§ **The problem**: Note each line of the listing that contains the string "Filters", and copy it.

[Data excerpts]
□ □ □ □ □

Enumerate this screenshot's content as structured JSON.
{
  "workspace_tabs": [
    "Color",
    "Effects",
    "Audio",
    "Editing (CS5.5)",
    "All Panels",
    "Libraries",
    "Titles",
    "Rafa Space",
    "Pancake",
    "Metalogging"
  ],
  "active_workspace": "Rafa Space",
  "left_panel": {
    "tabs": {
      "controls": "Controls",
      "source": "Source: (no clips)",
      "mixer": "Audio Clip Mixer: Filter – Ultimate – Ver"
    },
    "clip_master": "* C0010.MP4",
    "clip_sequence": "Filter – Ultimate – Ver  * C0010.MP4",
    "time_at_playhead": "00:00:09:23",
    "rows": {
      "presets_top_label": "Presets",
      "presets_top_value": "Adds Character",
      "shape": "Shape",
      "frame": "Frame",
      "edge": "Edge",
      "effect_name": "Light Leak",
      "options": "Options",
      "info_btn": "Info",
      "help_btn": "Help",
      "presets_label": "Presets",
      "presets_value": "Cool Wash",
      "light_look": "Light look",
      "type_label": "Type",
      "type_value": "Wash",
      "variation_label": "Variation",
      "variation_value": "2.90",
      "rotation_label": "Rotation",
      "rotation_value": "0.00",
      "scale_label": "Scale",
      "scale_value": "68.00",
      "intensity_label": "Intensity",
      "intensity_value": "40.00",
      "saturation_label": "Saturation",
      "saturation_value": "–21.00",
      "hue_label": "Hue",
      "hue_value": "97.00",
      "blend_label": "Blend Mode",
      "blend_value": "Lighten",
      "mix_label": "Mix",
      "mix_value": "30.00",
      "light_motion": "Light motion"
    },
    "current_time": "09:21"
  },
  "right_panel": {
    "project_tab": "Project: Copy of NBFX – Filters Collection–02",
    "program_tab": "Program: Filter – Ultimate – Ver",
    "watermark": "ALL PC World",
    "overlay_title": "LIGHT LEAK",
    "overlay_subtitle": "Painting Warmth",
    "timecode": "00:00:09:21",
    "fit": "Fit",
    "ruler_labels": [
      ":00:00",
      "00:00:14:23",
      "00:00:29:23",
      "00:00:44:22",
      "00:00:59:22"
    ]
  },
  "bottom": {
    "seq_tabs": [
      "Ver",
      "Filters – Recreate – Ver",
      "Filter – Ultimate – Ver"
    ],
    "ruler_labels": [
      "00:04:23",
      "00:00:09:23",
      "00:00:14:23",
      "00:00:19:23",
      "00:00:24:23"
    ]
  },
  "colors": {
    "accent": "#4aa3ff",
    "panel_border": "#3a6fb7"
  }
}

□ □ □ □ □

§ **The answer**:
    "project_tab": "Project: Copy of NBFX – Filters Collection–02",
      "Filters – Recreate – Ver",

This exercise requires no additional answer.